-- Task input start --
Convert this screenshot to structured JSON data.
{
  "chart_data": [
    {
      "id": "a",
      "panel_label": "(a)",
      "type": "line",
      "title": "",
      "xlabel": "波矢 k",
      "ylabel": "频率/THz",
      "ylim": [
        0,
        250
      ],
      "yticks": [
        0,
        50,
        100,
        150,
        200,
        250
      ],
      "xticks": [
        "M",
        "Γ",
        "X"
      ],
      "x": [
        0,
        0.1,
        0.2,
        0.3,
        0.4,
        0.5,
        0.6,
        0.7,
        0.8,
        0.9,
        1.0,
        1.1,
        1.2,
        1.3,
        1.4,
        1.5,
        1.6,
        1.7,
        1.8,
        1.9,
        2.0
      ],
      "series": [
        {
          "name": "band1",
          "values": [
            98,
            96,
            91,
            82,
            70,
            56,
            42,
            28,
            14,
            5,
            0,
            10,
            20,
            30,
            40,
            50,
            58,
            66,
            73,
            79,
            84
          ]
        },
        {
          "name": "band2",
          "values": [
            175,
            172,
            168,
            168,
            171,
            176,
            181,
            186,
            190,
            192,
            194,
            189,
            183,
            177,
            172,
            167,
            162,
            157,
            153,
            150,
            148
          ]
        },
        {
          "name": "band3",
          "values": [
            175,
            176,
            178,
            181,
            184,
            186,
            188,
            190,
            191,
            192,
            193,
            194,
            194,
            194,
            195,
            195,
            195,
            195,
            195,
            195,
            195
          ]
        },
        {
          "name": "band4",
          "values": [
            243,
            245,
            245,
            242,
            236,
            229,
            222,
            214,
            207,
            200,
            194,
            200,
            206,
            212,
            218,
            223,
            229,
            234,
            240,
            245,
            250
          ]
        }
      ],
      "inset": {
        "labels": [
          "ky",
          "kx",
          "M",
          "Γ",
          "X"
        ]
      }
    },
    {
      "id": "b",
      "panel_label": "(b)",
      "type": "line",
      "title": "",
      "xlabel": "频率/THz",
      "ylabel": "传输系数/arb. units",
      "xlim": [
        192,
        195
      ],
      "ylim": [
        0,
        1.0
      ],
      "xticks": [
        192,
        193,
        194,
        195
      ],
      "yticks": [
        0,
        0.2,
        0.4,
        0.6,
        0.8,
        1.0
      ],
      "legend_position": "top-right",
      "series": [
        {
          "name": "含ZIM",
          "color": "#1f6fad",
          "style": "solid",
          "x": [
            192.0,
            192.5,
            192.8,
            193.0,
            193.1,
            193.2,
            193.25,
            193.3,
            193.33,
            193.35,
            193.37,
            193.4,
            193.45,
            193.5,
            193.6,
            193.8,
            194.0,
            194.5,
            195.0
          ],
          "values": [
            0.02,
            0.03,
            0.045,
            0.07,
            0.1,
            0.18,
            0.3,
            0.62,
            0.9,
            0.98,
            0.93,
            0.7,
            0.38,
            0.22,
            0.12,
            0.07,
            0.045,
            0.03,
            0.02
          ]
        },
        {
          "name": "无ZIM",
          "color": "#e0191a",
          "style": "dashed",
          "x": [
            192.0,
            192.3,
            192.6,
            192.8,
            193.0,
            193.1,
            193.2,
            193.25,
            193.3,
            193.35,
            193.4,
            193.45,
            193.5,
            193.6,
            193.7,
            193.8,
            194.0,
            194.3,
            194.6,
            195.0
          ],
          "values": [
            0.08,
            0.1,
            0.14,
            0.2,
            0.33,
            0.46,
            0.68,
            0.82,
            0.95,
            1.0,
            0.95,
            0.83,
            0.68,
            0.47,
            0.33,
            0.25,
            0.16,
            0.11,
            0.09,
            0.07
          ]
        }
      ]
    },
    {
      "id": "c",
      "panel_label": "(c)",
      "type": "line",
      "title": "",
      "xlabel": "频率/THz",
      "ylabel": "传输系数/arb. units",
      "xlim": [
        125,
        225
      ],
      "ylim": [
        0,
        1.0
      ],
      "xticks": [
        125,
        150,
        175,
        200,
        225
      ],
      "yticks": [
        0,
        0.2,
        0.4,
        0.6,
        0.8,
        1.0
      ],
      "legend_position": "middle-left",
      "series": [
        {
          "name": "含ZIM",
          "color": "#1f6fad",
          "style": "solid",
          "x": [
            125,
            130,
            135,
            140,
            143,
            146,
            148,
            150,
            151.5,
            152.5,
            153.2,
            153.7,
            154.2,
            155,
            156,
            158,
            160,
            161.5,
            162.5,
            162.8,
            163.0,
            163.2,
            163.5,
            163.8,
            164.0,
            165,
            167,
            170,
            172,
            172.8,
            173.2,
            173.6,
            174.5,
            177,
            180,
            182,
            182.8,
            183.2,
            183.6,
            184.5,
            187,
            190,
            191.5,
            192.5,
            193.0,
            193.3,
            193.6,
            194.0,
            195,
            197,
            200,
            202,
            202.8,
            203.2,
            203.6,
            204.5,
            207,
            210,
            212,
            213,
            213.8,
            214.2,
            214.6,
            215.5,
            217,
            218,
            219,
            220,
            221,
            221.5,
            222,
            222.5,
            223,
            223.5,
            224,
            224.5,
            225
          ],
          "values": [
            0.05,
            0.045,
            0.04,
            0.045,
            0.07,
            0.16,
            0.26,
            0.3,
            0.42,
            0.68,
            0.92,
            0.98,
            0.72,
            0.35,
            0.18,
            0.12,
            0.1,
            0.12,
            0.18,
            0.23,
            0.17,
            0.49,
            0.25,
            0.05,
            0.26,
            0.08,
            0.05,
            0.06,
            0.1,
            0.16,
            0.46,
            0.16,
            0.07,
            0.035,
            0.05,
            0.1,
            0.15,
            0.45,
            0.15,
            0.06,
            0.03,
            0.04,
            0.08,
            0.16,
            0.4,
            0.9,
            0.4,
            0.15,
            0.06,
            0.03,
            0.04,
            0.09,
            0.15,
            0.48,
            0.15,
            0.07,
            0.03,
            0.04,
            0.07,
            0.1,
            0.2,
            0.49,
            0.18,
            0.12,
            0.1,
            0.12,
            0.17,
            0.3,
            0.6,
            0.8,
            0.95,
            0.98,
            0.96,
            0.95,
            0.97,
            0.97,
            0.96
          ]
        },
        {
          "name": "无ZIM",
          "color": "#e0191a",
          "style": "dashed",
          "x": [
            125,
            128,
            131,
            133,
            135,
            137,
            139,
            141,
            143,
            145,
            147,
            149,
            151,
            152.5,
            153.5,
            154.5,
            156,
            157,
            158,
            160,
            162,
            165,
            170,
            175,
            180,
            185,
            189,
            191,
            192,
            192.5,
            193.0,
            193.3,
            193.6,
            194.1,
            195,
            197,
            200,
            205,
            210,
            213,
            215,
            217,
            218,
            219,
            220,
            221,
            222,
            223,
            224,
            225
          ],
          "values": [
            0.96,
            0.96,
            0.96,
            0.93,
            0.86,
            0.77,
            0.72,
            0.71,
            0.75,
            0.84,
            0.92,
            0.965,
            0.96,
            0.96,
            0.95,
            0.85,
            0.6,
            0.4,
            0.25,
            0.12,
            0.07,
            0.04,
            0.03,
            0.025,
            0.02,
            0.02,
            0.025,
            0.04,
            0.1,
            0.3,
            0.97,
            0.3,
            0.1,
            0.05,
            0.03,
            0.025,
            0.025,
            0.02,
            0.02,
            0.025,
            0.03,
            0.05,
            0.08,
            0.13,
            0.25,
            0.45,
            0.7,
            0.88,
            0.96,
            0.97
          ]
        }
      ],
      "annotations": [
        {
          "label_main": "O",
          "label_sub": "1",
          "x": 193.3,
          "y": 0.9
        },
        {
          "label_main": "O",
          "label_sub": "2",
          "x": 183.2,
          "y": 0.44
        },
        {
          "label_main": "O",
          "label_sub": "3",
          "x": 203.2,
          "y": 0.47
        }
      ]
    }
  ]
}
-- Task input end --
§ Required task
Output each record exactly, leaving nothing out.

§ In response
Convert this screenshot to structured JSON data.
{
  "chart_data": [
    {
      "id": "a",
      "panel_label": "(a)",
      "type": "line",
      "title": "",
      "xlabel": "波矢 k",
      "ylabel": "频率/THz",
      "ylim": [
        0,
        250
      ],
      "yticks": [
        0,
        50,
        100,
        150,
        200,
        250
      ],
      "xticks": [
        "M",
        "Γ",
        "X"
      ],
      "x": [
        0,
        0.1,
        0.2,
        0.3,
        0.4,
        0.5,
        0.6,
        0.7,
        0.8,
        0.9,
        1.0,
        1.1,
        1.2,
        1.3,
        1.4,
        1.5,
        1.6,
        1.7,
        1.8,
        1.9,
        2.0
      ],
      "series": [
        {
          "name": "band1",
          "values": [
            98,
            96,
            91,
            82,
            70,
            56,
            42,
            28,
            14,
            5,
            0,
            10,
            20,
            30,
            40,
            50,
            58,
            66,
            73,
            79,
            84
          ]
        },
        {
          "name": "band2",
          "values": [
            175,
            172,
            168,
            168,
            171,
            176,
            181,
            186,
            190,
            192,
            194,
            189,
            183,
            177,
            172,
            167,
            162,
            157,
            153,
            150,
            148
          ]
        },
        {
          "name": "band3",
          "values": [
            175,
            176,
            178,
            181,
            184,
            186,
            188,
            190,
            191,
            192,
            193,
            194,
            194,
            194,
            195,
            195,
            195,
            195,
            195,
            195,
            195
          ]
        },
        {
          "name": "band4",
          "values": [
            243,
            245,
            245,
            242,
            236,
            229,
            222,
            214,
            207,
            200,
            194,
            200,
            206,
            212,
            218,
            223,
            229,
            234,
            240,
            245,
            250
          ]
        }
      ],
      "inset": {
        "labels": [
          "ky",
          "kx",
          "M",
          "Γ",
          "X"
        ]
      }
    },
    {
      "id": "b",
      "panel_label": "(b)",
      "type": "line",
      "title": "",
      "xlabel": "频率/THz",
      "ylabel": "传输系数/arb. units",
      "xlim": [
        192,
        195
      ],
      "ylim": [
        0,
        1.0
      ],
      "xticks": [
        192,
        193,
        194,
        195
      ],
      "yticks": [
        0,
        0.2,
        0.4,
        0.6,
        0.8,
        1.0
      ],
      "legend_position": "top-right",
      "series": [
        {
          "name": "含ZIM",
          "color": "#1f6fad",
          "style": "solid",
          "x": [
            192.0,
            192.5,
            192.8,
            193.0,
            193.1,
            193.2,
            193.25,
            193.3,
            193.33,
            193.35,
            193.37,
            193.4,
            193.45,
            193.5,
            193.6,
            193.8,
            194.0,
            194.5,
            195.0
          ],
          "values": [
            0.02,
            0.03,
            0.045,
            0.07,
            0.1,
            0.18,
            0.3,
            0.62,
            0.9,
            0.98,
            0.93,
            0.7,
            0.38,
            0.22,
            0.12,
            0.07,
            0.045,
            0.03,
            0.02
          ]
        },
        {
          "name": "无ZIM",
          "color": "#e0191a",
          "style": "dashed",
          "x": [
            192.0,
            192.3,
            192.6,
            192.8,
            193.0,
            193.1,
            193.2,
            193.25,
            193.3,
            193.35,
            193.4,
            193.45,
            193.5,
            193.6,
            193.7,
            193.8,
            194.0,
            194.3,
            194.6,
            195.0
          ],
          "values": [
            0.08,
            0.1,
            0.14,
            0.2,
            0.33,
            0.46,
            0.68,
            0.82,
            0.95,
            1.0,
            0.95,
            0.83,
            0.68,
            0.47,
            0.33,
            0.25,
            0.16,
            0.11,
            0.09,
            0.07
          ]
        }
      ]
    },
    {
      "id": "c",
      "panel_label": "(c)",
      "type": "line",
      "title": "",
      "xlabel": "频率/THz",
      "ylabel": "传输系数/arb. units",
      "xlim": [
        125,
        225
      ],
      "ylim": [
        0,
        1.0
      ],
      "xticks": [
        125,
        150,
        175,
        200,
        225
      ],
      "yticks": [
        0,
        0.2,
        0.4,
        0.6,
        0.8,
        1.0
      ],
      "legend_position": "middle-left",
      "series": [
        {
          "name": "含ZIM",
          "color": "#1f6fad",
          "style": "solid",
          "x": [
            125,
            130,
            135,
            140,
            143,
            146,
            148,
            150,
            151.5,
            152.5,
            153.2,
            153.7,
            154.2,
            155,
            156,
            158,
            160,
            161.5,
            162.5,
            162.8,
            163.0,
            163.2,
            163.5,
            163.8,
            164.0,
            165,
            167,
            170,
            172,
            172.8,
            173.2,
            173.6,
            174.5,
            177,
            180,
            182,
            182.8,
            183.2,
            183.6,
            184.5,
            187,
            190,
            191.5,
            192.5,
            193.0,
            193.3,
            193.6,
            194.0,
            195,
            197,
            200,
            202,
            202.8,
            203.2,
            203.6,
            204.5,
            207,
            210,
            212,
            213,
            213.8,
            214.2,
            214.6,
            215.5,
            217,
            218,
            219,
            220,
            221,
            221.5,
            222,
            222.5,
            223,
            223.5,
            224,
            224.5,
            225
          ],
          "values": [
            0.05,
            0.045,
            0.04,
            0.045,
            0.07,
            0.16,
            0.26,
            0.3,
            0.42,
            0.68,
            0.92,
            0.98,
            0.72,
            0.35,
            0.18,
            0.12,
            0.1,
            0.12,
            0.18,
            0.23,
            0.17,
            0.49,
            0.25,
            0.05,
            0.26,
            0.08,
            0.05,
            0.06,
            0.1,
            0.16,
            0.46,
            0.16,
            0.07,
            0.035,
            0.05,
            0.1,
            0.15,
            0.45,
            0.15,
            0.06,
            0.03,
            0.04,
            0.08,
            0.16,
            0.4,
            0.9,
            0.4,
            0.15,
            0.06,
            0.03,
            0.04,
            0.09,
            0.15,
            0.48,
            0.15,
            0.07,
            0.03,
            0.04,
            0.07,
            0.1,
            0.2,
            0.49,
            0.18,
            0.12,
            0.1,
            0.12,
            0.17,
            0.3,
            0.6,
            0.8,
            0.95,
            0.98,
            0.96,
            0.95,
            0.97,
            0.97,
            0.96
          ]
        },
        {
          "name": "无ZIM",
          "color": "#e0191a",
          "style": "dashed",
          "x": [
            125,
            128,
            131,
            133,
            135,
            137,
            139,
            141,
            143,
            145,
            147,
            149,
            151,
            152.5,
            153.5,
            154.5,
            156,
            157,
            158,
            160,
            162,
            165,
            170,
            175,
            180,
            185,
            189,
            191,
            192,
            192.5,
            193.0,
            193.3,
            193.6,
            194.1,
            195,
            197,
            200,
            205,
            210,
            213,
            215,
            217,
            218,
            219,
            220,
            221,
            222,
            223,
            224,
            225
          ],
          "values": [
            0.96,
            0.96,
            0.96,
            0.93,
            0.86,
            0.77,
            0.72,
            0.71,
            0.75,
            0.84,
            0.92,
            0.965,
            0.96,
            0.96,
            0.95,
            0.85,
            0.6,
            0.4,
            0.25,
            0.12,
            0.07,
            0.04,
            0.03,
            0.025,
            0.02,
            0.02,
            0.025,
            0.04,
            0.1,
            0.3,
            0.97,
            0.3,
            0.1,
            0.05,
            0.03,
            0.025,
            0.025,
            0.02,
            0.02,
            0.025,
            0.03,
            0.05,
            0.08,
            0.13,
            0.25,
            0.45,
            0.7,
            0.88,
            0.96,
            0.97
          ]
        }
      ],
      "annotations": [
        {
          "label_main": "O",
          "label_sub": "1",
          "x": 193.3,
          "y": 0.9
        },
        {
          "label_main": "O",
          "label_sub": "2",
          "x": 183.2,
          "y": 0.44
        },
        {
          "label_main": "O",
          "label_sub": "3",
          "x": 203.2,
          "y": 0.47
        }
      ]
    }
  ]
}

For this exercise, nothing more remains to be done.